▶ **INSTRUCTIONS FOR THE TASK**
From top to bottom, return the records that follow exactly.

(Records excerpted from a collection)
::::

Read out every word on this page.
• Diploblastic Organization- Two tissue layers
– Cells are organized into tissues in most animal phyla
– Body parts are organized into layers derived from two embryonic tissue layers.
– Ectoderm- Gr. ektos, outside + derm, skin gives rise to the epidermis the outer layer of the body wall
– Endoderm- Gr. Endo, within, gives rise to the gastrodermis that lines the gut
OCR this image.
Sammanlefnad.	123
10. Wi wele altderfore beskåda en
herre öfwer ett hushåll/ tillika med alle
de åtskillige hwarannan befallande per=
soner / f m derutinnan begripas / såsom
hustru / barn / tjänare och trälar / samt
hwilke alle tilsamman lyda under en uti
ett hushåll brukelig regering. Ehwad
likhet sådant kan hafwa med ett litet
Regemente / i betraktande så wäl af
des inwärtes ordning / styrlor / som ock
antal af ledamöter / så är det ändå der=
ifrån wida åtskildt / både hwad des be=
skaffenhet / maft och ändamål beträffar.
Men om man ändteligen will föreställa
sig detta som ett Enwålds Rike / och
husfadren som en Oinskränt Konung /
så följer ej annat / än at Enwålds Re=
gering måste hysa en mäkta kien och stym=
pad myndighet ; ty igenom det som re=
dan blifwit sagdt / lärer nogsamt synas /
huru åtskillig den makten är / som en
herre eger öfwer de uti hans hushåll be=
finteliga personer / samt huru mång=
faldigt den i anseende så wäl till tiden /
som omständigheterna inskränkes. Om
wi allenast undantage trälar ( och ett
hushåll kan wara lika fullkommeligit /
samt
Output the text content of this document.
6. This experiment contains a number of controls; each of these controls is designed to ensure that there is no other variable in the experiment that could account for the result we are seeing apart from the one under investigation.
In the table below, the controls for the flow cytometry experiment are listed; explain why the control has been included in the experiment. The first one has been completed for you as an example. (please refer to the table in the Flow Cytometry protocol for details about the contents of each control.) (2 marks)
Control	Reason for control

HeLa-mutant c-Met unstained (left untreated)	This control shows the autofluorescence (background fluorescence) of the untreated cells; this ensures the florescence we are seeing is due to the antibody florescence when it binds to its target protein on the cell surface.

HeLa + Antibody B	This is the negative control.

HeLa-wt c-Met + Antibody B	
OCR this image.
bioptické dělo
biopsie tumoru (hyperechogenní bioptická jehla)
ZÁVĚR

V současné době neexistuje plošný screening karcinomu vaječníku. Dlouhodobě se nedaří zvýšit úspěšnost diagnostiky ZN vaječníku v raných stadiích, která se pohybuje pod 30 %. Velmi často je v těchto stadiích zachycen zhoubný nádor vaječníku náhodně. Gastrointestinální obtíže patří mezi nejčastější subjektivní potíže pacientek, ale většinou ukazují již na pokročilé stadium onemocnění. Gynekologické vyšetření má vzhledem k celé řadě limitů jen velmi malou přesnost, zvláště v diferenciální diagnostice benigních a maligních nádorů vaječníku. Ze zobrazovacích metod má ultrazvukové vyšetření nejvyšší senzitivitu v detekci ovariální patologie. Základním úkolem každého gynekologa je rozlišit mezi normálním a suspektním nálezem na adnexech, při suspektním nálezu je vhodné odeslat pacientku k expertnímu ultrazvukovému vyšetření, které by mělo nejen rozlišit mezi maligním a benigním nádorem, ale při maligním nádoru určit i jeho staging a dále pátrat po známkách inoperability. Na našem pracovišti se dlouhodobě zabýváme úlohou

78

::::

▶ **WRITTEN SOLUTION**
Read out every word on this page.
• Diploblastic Organization- Two tissue layers
– Cells are organized into tissues in most animal phyla
– Body parts are organized into layers derived from two embryonic tissue layers.
– Ectoderm- Gr. ektos, outside + derm, skin gives rise to the epidermis the outer layer of the body wall
– Endoderm- Gr. Endo, within, gives rise to the gastrodermis that lines the gut
OCR this image.
Sammanlefnad.	123
10. Wi wele altderfore beskåda en
herre öfwer ett hushåll/ tillika med alle
de åtskillige hwarannan befallande per=
soner / f m derutinnan begripas / såsom
hustru / barn / tjänare och trälar / samt
hwilke alle tilsamman lyda under en uti
ett hushåll brukelig regering. Ehwad
likhet sådant kan hafwa med ett litet
Regemente / i betraktande så wäl af
des inwärtes ordning / styrlor / som ock
antal af ledamöter / så är det ändå der=
ifrån wida åtskildt / både hwad des be=
skaffenhet / maft och ändamål beträffar.
Men om man ändteligen will föreställa
sig detta som ett Enwålds Rike / och
husfadren som en Oinskränt Konung /
så följer ej annat / än at Enwålds Re=
gering måste hysa en mäkta kien och stym=
pad myndighet ; ty igenom det som re=
dan blifwit sagdt / lärer nogsamt synas /
huru åtskillig den makten är / som en
herre eger öfwer de uti hans hushåll be=
finteliga personer / samt huru mång=
faldigt den i anseende så wäl till tiden /
som omständigheterna inskränkes. Om
wi allenast undantage trälar ( och ett
hushåll kan wara lika fullkommeligit /
samt
Output the text content of this document.
6. This experiment contains a number of controls; each of these controls is designed to ensure that there is no other variable in the experiment that could account for the result we are seeing apart from the one under investigation.
In the table below, the controls for the flow cytometry experiment are listed; explain why the control has been included in the experiment. The first one has been completed for you as an example. (please refer to the table in the Flow Cytometry protocol for details about the contents of each control.) (2 marks)
Control	Reason for control

HeLa-mutant c-Met unstained (left untreated)	This control shows the autofluorescence (background fluorescence) of the untreated cells; this ensures the florescence we are seeing is due to the antibody florescence when it binds to its target protein on the cell surface.

HeLa + Antibody B	This is the negative control.

HeLa-wt c-Met + Antibody B	
OCR this image.
bioptické dělo
biopsie tumoru (hyperechogenní bioptická jehla)
ZÁVĚR

V současné době neexistuje plošný screening karcinomu vaječníku. Dlouhodobě se nedaří zvýšit úspěšnost diagnostiky ZN vaječníku v raných stadiích, která se pohybuje pod 30 %. Velmi často je v těchto stadiích zachycen zhoubný nádor vaječníku náhodně. Gastrointestinální obtíže patří mezi nejčastější subjektivní potíže pacientek, ale většinou ukazují již na pokročilé stadium onemocnění. Gynekologické vyšetření má vzhledem k celé řadě limitů jen velmi malou přesnost, zvláště v diferenciální diagnostice benigních a maligních nádorů vaječníku. Ze zobrazovacích metod má ultrazvukové vyšetření nejvyšší senzitivitu v detekci ovariální patologie. Základním úkolem každého gynekologa je rozlišit mezi normálním a suspektním nálezem na adnexech, při suspektním nálezu je vhodné odeslat pacientku k expertnímu ultrazvukovému vyšetření, které by mělo nejen rozlišit mezi maligním a benigním nádorem, ale při maligním nádoru určit i jeho staging a dále pátrat po známkách inoperability. Na našem pracovišti se dlouhodobě zabýváme úlohou

78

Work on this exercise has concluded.